• [Records provided]
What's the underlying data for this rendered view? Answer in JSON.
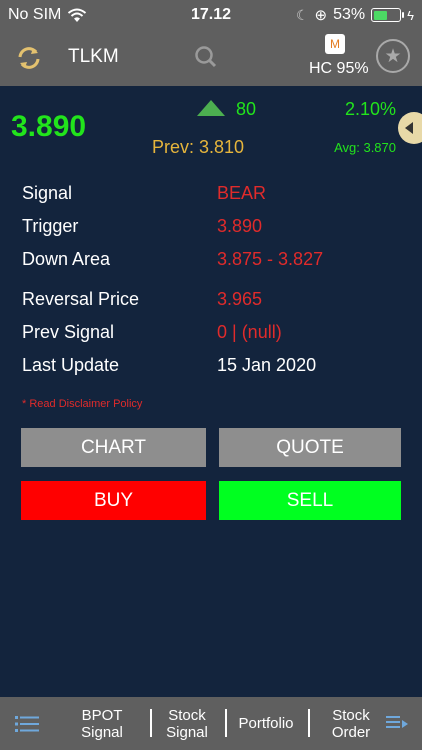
{
  "status": {
    "carrier": "No SIM",
    "time": "17.12",
    "battery": "53%",
    "battery_level": 0.53
  },
  "nav": {
    "title": "TLKM",
    "hc_badge": "M",
    "hc_text": "HC 95%"
  },
  "quote": {
    "price": "3.890",
    "change": "80",
    "change_pct": "2.10%",
    "prev": "Prev: 3.810",
    "avg": "Avg: 3.870"
  },
  "info": [
    {
      "label": "Signal",
      "value": "BEAR"
    },
    {
      "label": "Trigger",
      "value": "3.890"
    },
    {
      "label": "Down Area",
      "value": "3.875 - 3.827"
    },
    {
      "label": "Reversal Price",
      "value": "3.965"
    },
    {
      "label": "Prev Signal",
      "value": "0 | (null)"
    },
    {
      "label": "Last Update",
      "value": "15 Jan 2020"
    }
  ],
  "disclaimer": "* Read Disclaimer Policy",
  "buttons": {
    "chart": "CHART",
    "quote": "QUOTE",
    "buy": "BUY",
    "sell": "SELL"
  },
  "tabs": [
    {
      "label": "BPOT\nSignal"
    },
    {
      "label": "Stock\nSignal"
    },
    {
      "label": "Portfolio"
    },
    {
      "label": "Stock\nOrder"
    }
  ],
  "colors": {
    "background": "#13243d",
    "bar": "#5f5f5f",
    "up": "#22e41c",
    "down": "#e02b2b",
    "prev": "#e6b53c",
    "buy": "#ff0000",
    "sell": "#00ff20"
  },
  "icons": {
    "refresh": "refresh-icon",
    "search": "search-icon",
    "star": "star-icon",
    "menu": "list-icon",
    "order": "order-icon"
  }
}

• [What is being asked]
Report only the number of lines that hold the word "Stock".

• [Expected output]
2